■ **Exercise requirements**: In how many lines of the data does the word "title" appear? Give the number by itself.

Stored entries

◆ ◆ ◆ ◆

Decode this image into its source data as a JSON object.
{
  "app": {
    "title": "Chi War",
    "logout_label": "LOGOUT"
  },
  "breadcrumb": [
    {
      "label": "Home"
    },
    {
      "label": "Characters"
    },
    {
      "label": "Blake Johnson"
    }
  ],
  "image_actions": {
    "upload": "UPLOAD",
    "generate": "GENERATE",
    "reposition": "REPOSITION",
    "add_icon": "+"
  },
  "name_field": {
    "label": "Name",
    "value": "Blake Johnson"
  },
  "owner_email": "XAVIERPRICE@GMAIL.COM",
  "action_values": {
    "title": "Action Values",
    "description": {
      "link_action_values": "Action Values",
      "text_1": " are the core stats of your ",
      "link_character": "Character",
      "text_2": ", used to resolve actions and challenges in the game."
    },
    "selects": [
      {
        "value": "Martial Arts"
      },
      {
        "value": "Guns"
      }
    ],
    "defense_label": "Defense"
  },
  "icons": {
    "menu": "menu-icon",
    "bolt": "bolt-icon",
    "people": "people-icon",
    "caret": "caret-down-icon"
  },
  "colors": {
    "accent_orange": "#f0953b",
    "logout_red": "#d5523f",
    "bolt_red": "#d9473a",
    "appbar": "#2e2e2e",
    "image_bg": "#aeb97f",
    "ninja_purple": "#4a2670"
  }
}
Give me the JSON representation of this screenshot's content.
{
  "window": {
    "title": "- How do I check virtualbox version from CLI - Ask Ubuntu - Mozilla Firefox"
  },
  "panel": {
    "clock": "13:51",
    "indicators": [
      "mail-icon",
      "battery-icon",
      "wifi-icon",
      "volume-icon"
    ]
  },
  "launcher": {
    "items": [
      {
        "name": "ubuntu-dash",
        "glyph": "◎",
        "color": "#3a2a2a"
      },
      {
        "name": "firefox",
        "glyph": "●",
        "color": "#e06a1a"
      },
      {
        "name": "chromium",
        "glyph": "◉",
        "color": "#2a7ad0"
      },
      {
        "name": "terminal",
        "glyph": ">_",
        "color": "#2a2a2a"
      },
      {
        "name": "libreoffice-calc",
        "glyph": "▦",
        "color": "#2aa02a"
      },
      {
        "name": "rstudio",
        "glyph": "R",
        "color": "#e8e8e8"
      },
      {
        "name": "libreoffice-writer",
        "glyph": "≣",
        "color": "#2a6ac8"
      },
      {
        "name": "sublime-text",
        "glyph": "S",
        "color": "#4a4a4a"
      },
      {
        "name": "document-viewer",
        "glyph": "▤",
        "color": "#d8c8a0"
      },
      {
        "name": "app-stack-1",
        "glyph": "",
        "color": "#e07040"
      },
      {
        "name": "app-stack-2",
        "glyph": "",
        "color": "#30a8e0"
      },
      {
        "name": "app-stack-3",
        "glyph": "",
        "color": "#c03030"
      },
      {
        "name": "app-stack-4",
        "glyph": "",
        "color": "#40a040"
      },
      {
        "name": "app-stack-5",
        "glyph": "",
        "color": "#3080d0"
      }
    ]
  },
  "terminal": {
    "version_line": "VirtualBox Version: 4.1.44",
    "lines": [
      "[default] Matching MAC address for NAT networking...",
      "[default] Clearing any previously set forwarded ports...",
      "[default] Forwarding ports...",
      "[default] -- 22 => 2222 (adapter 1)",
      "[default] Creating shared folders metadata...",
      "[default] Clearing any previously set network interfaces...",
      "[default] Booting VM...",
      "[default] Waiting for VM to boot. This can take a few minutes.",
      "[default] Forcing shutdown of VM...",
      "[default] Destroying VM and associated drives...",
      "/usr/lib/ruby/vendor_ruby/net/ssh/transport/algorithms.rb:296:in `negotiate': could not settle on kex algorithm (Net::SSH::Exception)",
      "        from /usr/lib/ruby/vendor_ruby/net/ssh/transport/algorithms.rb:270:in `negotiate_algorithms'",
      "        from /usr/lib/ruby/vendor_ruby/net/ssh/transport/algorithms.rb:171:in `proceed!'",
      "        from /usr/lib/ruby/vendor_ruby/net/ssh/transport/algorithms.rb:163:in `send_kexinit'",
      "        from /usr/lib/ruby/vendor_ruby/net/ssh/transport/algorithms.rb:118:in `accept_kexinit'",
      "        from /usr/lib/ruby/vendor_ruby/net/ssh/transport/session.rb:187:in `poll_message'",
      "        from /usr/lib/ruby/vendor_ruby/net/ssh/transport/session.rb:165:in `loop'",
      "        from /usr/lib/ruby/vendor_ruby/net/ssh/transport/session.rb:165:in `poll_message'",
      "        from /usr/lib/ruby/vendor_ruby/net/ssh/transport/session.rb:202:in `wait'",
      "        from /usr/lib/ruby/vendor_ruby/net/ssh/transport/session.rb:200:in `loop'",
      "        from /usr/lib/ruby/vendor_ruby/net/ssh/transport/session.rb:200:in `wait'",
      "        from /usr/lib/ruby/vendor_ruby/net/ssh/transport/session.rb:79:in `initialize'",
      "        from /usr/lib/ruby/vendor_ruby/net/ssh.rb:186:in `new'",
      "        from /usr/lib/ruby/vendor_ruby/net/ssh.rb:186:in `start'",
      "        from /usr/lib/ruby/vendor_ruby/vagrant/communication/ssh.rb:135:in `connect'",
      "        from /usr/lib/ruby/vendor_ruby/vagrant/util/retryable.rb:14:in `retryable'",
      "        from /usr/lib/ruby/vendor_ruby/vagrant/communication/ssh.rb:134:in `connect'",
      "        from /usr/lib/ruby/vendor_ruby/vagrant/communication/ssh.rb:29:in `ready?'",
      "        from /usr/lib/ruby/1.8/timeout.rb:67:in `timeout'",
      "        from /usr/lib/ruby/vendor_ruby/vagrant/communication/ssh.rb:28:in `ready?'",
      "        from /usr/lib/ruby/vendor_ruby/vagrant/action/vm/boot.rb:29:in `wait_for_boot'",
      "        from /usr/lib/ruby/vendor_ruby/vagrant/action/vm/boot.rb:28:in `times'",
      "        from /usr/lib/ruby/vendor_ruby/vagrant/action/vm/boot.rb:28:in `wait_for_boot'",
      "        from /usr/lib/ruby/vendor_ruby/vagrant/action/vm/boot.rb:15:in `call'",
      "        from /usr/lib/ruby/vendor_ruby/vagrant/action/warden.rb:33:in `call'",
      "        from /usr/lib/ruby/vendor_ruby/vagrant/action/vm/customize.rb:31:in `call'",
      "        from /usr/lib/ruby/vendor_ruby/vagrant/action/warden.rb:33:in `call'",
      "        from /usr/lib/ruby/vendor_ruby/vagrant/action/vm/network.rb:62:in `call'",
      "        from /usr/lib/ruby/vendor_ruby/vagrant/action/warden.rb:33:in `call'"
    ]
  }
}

◆ ◆ ◆ ◆

■ **Task response**: 3